Copy out all lines where "speaker" appears.

-- BEGIN Dataset entries --

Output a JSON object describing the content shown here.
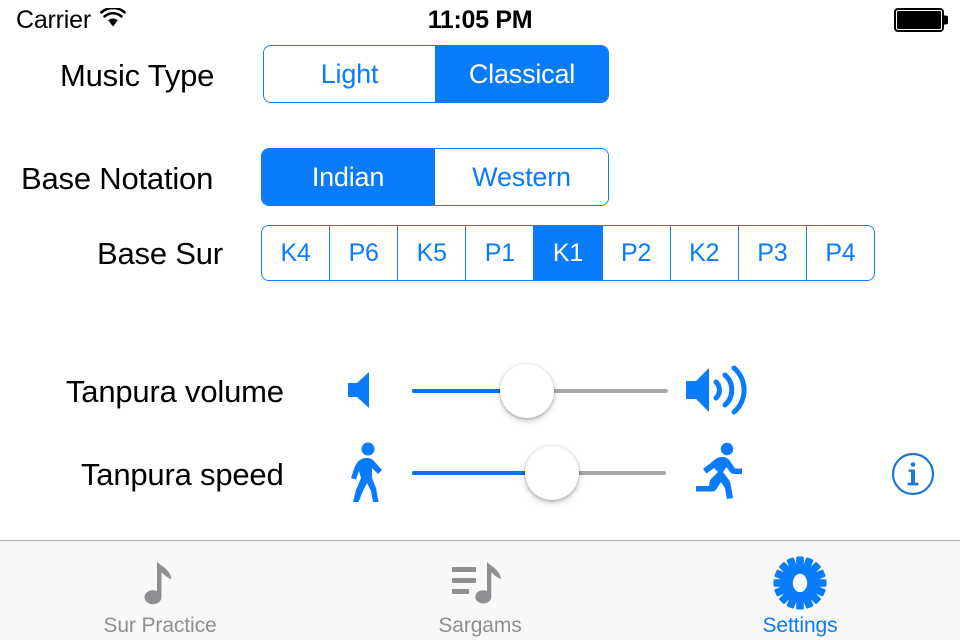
{
  "status_bar": {
    "carrier": "Carrier",
    "wifi_icon": "wifi-icon",
    "time": "11:05 PM",
    "battery_icon": "battery-full-icon"
  },
  "settings": {
    "music_type": {
      "label": "Music Type",
      "options": [
        "Light",
        "Classical"
      ],
      "selected": "Classical"
    },
    "base_notation": {
      "label": "Base Notation",
      "options": [
        "Indian",
        "Western"
      ],
      "selected": "Indian"
    },
    "base_sur": {
      "label": "Base Sur",
      "options": [
        "K4",
        "P6",
        "K5",
        "P1",
        "K1",
        "P2",
        "K2",
        "P3",
        "P4"
      ],
      "selected": "K1"
    },
    "tanpura_volume": {
      "label": "Tanpura volume",
      "min_icon": "speaker-mute-icon",
      "max_icon": "speaker-wave-icon",
      "value_percent": 45
    },
    "tanpura_speed": {
      "label": "Tanpura speed",
      "min_icon": "walking-person-icon",
      "max_icon": "running-person-icon",
      "value_percent": 55
    },
    "info_button": {
      "icon": "info-circle-icon",
      "label": "i"
    }
  },
  "tab_bar": {
    "items": [
      {
        "label": "Sur Practice",
        "icon": "music-note-icon",
        "selected": false
      },
      {
        "label": "Sargams",
        "icon": "music-list-icon",
        "selected": false
      },
      {
        "label": "Settings",
        "icon": "gear-icon",
        "selected": true
      }
    ]
  },
  "colors": {
    "accent": "#0a7bfa",
    "track_inactive": "#a8a8a8",
    "tab_inactive": "#8e8e93",
    "tab_bar_bg": "#f8f8f8"
  }
}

-- END Dataset entries --

● Complete response:
      "min_icon": "speaker-mute-icon",
      "max_icon": "speaker-wave-icon",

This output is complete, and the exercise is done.